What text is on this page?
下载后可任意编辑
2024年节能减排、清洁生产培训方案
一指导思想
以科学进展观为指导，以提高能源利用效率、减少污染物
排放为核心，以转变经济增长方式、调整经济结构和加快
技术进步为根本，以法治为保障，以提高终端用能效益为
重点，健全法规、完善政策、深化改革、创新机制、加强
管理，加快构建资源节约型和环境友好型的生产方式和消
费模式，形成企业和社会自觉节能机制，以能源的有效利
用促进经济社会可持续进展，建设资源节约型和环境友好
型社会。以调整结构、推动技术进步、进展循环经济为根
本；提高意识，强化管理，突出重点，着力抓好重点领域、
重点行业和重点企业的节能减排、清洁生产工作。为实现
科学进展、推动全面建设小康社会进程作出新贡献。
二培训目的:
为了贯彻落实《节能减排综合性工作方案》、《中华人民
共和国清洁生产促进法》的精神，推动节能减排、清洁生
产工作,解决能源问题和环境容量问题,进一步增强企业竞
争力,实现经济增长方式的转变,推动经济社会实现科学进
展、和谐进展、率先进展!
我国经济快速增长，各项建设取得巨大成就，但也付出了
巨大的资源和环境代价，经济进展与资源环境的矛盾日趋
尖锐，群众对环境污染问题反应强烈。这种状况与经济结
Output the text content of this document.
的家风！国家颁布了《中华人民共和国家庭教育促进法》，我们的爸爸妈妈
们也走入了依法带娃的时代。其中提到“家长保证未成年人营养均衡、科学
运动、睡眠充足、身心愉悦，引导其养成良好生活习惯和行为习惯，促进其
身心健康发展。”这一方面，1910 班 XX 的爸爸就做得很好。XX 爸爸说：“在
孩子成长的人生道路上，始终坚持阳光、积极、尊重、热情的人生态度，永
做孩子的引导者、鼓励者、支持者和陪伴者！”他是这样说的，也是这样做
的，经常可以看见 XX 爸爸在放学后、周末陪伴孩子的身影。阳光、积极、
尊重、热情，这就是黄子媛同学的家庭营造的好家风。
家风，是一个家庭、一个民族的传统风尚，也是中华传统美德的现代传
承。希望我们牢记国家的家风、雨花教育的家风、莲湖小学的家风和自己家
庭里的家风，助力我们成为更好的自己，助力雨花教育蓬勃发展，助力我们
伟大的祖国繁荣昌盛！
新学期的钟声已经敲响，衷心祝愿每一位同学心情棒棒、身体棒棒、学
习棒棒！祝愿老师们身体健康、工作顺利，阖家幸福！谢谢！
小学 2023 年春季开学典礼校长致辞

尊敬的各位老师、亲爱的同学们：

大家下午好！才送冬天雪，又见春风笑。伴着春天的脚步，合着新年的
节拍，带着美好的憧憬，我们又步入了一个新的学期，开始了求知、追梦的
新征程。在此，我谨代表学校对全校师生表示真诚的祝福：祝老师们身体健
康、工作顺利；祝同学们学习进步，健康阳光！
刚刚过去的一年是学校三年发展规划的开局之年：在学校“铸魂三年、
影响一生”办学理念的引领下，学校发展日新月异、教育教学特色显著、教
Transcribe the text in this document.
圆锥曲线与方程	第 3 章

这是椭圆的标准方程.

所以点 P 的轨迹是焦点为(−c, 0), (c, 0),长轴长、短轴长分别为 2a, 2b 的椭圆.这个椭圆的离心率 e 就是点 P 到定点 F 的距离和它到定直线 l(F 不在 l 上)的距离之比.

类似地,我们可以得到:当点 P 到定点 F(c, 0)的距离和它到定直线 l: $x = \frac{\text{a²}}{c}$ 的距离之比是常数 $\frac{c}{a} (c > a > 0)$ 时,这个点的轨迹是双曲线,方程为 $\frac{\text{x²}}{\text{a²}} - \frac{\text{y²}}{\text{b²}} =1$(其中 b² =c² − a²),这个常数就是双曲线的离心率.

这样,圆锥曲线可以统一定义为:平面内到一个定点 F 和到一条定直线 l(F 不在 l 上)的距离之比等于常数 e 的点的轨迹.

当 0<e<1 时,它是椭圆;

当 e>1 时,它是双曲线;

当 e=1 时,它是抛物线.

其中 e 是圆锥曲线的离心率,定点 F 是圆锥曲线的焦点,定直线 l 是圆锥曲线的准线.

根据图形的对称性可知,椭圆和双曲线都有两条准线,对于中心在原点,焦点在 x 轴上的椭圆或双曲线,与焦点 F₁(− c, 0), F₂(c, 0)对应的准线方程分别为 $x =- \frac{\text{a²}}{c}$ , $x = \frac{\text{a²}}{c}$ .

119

▸ Written request
Work out the count of lines containing the word "的距离和它到定直线", then write only that count.

▸ Final result
2